#### Records supplied ####

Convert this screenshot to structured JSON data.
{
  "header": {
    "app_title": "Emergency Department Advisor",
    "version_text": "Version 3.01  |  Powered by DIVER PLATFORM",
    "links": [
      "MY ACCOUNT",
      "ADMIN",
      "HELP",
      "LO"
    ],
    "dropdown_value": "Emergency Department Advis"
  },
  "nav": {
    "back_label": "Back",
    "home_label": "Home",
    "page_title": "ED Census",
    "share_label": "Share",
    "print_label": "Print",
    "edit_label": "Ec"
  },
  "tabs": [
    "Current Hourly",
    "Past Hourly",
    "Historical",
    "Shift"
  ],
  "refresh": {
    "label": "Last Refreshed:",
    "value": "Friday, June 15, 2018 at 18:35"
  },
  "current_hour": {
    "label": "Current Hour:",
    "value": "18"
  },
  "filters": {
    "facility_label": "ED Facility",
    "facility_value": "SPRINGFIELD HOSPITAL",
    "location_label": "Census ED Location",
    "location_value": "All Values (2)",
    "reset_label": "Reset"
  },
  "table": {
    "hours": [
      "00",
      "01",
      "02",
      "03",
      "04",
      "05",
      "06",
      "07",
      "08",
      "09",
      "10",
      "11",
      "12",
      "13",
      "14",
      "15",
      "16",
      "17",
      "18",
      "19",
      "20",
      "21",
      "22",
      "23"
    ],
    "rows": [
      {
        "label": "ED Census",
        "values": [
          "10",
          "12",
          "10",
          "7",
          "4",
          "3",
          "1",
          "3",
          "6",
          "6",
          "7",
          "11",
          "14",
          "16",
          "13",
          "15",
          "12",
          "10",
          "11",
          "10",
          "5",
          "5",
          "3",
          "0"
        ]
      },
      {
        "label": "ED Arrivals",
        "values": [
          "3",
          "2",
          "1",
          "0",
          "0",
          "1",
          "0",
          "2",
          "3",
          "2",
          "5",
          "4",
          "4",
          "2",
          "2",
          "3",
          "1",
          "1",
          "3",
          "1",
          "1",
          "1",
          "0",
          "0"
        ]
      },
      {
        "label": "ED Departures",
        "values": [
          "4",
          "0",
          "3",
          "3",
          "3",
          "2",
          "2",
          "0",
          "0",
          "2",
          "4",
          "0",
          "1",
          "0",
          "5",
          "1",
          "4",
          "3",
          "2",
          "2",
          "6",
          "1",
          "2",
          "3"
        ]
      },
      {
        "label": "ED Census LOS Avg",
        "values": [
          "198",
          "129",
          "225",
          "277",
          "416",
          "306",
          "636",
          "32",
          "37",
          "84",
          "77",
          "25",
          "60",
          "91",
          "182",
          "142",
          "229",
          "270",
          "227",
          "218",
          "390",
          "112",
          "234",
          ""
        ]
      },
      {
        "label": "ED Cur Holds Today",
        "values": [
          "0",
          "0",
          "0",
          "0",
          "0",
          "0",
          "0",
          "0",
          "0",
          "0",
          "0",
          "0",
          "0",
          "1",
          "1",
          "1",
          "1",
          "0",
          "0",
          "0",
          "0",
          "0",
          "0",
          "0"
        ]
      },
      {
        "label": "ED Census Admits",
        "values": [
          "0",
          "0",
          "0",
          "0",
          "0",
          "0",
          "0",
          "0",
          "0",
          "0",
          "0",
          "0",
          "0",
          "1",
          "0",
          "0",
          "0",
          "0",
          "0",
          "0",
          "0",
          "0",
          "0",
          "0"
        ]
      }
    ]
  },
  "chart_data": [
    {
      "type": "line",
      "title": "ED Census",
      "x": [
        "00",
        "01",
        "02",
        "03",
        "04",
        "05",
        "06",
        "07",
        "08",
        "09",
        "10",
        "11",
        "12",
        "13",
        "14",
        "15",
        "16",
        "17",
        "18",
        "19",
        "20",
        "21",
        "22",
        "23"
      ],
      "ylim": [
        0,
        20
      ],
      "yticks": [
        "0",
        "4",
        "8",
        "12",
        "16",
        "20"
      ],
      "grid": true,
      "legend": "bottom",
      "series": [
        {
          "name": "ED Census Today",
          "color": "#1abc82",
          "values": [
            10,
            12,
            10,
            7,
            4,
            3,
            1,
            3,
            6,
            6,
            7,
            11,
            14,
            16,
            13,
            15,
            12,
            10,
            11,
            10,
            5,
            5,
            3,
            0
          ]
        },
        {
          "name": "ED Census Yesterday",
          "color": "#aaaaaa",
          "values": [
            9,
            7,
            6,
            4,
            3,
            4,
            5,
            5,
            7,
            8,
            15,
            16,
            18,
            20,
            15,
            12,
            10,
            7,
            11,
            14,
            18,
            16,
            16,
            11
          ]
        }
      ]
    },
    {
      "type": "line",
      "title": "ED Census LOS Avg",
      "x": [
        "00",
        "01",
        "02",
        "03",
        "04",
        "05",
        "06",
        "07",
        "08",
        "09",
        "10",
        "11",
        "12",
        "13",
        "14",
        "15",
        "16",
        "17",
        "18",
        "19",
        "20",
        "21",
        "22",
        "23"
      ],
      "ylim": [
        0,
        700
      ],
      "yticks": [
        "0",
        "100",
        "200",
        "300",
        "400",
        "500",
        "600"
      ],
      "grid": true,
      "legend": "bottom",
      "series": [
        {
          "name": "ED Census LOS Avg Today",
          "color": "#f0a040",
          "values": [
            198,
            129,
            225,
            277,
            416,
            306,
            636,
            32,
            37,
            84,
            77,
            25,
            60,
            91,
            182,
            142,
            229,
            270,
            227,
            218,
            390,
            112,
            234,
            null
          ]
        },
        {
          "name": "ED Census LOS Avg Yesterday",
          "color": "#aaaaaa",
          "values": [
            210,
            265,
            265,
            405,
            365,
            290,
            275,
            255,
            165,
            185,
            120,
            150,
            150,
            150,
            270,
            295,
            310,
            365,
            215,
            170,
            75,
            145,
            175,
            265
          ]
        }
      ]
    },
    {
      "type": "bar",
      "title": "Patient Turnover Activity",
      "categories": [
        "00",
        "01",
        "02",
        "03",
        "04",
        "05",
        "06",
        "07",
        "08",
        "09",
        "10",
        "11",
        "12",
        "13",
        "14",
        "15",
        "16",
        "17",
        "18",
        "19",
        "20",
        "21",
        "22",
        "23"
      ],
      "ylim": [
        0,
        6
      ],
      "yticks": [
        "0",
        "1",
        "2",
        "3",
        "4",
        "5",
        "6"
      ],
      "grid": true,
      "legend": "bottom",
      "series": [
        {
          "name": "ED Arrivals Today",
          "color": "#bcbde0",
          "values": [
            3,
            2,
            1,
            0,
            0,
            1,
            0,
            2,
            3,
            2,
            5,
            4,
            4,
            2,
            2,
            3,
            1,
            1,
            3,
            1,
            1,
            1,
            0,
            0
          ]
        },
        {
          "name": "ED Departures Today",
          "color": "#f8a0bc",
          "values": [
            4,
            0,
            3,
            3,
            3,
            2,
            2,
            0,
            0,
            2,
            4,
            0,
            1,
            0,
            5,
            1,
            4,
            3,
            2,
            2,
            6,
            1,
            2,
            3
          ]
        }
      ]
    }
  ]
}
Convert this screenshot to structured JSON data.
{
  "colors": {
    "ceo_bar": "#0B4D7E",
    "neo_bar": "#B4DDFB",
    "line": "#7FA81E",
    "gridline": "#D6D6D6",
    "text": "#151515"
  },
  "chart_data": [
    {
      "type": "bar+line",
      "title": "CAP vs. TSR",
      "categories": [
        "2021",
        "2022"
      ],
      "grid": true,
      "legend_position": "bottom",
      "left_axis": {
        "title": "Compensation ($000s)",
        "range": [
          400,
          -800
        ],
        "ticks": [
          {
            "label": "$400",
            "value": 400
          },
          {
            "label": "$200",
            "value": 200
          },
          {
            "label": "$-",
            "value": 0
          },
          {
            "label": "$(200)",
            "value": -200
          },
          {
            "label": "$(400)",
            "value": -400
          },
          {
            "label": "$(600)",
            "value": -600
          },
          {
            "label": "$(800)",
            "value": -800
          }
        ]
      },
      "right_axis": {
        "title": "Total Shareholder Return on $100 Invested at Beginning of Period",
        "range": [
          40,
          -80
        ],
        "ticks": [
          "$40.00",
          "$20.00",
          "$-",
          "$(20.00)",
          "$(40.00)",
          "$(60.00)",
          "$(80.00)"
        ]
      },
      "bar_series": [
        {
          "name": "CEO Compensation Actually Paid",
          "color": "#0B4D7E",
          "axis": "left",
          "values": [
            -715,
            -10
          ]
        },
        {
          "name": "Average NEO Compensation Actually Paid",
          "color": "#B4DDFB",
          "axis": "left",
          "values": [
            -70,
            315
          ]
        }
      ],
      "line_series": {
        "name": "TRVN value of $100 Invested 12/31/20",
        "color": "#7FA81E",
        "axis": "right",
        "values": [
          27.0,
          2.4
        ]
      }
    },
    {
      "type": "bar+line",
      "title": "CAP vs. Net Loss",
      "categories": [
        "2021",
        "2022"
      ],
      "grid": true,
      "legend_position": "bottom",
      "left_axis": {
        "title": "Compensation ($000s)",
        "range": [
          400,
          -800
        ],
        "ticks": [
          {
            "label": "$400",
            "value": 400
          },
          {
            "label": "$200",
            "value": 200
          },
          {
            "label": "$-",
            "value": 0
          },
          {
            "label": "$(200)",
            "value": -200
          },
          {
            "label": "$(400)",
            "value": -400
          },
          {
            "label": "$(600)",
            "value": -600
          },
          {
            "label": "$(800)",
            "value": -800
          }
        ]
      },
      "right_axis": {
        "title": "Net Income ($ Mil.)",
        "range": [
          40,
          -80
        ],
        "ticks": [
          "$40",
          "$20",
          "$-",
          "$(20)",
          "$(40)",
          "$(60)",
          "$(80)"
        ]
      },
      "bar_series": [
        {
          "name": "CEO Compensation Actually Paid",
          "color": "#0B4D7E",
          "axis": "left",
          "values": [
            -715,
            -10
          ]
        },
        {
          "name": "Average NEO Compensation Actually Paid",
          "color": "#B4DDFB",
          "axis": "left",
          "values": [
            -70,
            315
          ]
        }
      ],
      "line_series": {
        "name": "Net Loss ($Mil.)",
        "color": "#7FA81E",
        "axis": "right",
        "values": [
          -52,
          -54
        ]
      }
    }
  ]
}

####

The request
Locate the string "Today" in the listing above and copy every line where it occurs.

Solved problem
        "label": "ED Cur Holds Today",
          "name": "ED Census Today",
          "name": "ED Census LOS Avg Today",
          "name": "ED Arrivals Today",
          "name": "ED Departures Today",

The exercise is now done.